Work to do:
Verbatim output of all the material below is required.

◆ ◆ ◆

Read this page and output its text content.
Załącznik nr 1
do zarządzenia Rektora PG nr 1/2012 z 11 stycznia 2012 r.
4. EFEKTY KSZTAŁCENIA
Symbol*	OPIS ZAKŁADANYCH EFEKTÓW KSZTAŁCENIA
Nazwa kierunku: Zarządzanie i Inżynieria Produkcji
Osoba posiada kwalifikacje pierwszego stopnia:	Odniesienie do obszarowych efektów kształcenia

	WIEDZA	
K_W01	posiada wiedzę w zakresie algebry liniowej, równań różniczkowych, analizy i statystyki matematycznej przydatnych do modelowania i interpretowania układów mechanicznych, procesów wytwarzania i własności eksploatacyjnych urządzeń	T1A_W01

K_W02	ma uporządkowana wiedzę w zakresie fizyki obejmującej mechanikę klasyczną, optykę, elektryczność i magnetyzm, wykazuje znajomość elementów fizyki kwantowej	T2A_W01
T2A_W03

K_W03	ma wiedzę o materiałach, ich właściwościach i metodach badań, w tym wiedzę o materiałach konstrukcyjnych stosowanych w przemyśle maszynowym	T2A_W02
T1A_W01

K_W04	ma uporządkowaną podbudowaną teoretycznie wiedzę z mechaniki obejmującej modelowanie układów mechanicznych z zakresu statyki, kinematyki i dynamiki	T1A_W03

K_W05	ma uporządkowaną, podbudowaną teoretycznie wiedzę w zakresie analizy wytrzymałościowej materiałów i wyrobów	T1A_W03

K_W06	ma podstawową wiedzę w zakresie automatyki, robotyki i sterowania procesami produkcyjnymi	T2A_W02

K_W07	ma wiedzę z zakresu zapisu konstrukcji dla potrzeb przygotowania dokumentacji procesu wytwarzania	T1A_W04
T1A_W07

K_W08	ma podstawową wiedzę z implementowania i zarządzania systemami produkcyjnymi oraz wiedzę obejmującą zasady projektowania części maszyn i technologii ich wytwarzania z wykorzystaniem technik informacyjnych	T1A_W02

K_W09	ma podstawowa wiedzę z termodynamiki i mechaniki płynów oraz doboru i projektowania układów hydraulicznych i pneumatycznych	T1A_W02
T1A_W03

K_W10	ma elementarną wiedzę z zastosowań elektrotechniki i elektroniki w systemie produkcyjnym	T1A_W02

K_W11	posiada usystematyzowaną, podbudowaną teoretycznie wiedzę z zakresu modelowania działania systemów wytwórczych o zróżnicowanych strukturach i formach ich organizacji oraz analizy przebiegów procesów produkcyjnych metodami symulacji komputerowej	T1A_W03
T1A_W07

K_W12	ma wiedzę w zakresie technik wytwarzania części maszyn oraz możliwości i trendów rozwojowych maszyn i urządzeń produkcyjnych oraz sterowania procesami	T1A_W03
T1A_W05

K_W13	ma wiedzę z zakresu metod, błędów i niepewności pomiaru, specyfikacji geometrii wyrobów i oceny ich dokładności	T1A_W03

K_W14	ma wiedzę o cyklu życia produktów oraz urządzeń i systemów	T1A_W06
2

◆ ◆ ◆

Final answer:
Read this page and output its text content.
Załącznik nr 1
do zarządzenia Rektora PG nr 1/2012 z 11 stycznia 2012 r.
4. EFEKTY KSZTAŁCENIA
Symbol*	OPIS ZAKŁADANYCH EFEKTÓW KSZTAŁCENIA
Nazwa kierunku: Zarządzanie i Inżynieria Produkcji
Osoba posiada kwalifikacje pierwszego stopnia:	Odniesienie do obszarowych efektów kształcenia

	WIEDZA	
K_W01	posiada wiedzę w zakresie algebry liniowej, równań różniczkowych, analizy i statystyki matematycznej przydatnych do modelowania i interpretowania układów mechanicznych, procesów wytwarzania i własności eksploatacyjnych urządzeń	T1A_W01

K_W02	ma uporządkowana wiedzę w zakresie fizyki obejmującej mechanikę klasyczną, optykę, elektryczność i magnetyzm, wykazuje znajomość elementów fizyki kwantowej	T2A_W01
T2A_W03

K_W03	ma wiedzę o materiałach, ich właściwościach i metodach badań, w tym wiedzę o materiałach konstrukcyjnych stosowanych w przemyśle maszynowym	T2A_W02
T1A_W01

K_W04	ma uporządkowaną podbudowaną teoretycznie wiedzę z mechaniki obejmującej modelowanie układów mechanicznych z zakresu statyki, kinematyki i dynamiki	T1A_W03

K_W05	ma uporządkowaną, podbudowaną teoretycznie wiedzę w zakresie analizy wytrzymałościowej materiałów i wyrobów	T1A_W03

K_W06	ma podstawową wiedzę w zakresie automatyki, robotyki i sterowania procesami produkcyjnymi	T2A_W02

K_W07	ma wiedzę z zakresu zapisu konstrukcji dla potrzeb przygotowania dokumentacji procesu wytwarzania	T1A_W04
T1A_W07

K_W08	ma podstawową wiedzę z implementowania i zarządzania systemami produkcyjnymi oraz wiedzę obejmującą zasady projektowania części maszyn i technologii ich wytwarzania z wykorzystaniem technik informacyjnych	T1A_W02

K_W09	ma podstawowa wiedzę z termodynamiki i mechaniki płynów oraz doboru i projektowania układów hydraulicznych i pneumatycznych	T1A_W02
T1A_W03

K_W10	ma elementarną wiedzę z zastosowań elektrotechniki i elektroniki w systemie produkcyjnym	T1A_W02

K_W11	posiada usystematyzowaną, podbudowaną teoretycznie wiedzę z zakresu modelowania działania systemów wytwórczych o zróżnicowanych strukturach i formach ich organizacji oraz analizy przebiegów procesów produkcyjnych metodami symulacji komputerowej	T1A_W03
T1A_W07

K_W12	ma wiedzę w zakresie technik wytwarzania części maszyn oraz możliwości i trendów rozwojowych maszyn i urządzeń produkcyjnych oraz sterowania procesami	T1A_W03
T1A_W05

K_W13	ma wiedzę z zakresu metod, błędów i niepewności pomiaru, specyfikacji geometrii wyrobów i oceny ich dokładności	T1A_W03

K_W14	ma wiedzę o cyklu życia produktów oraz urządzeń i systemów	T1A_W06
2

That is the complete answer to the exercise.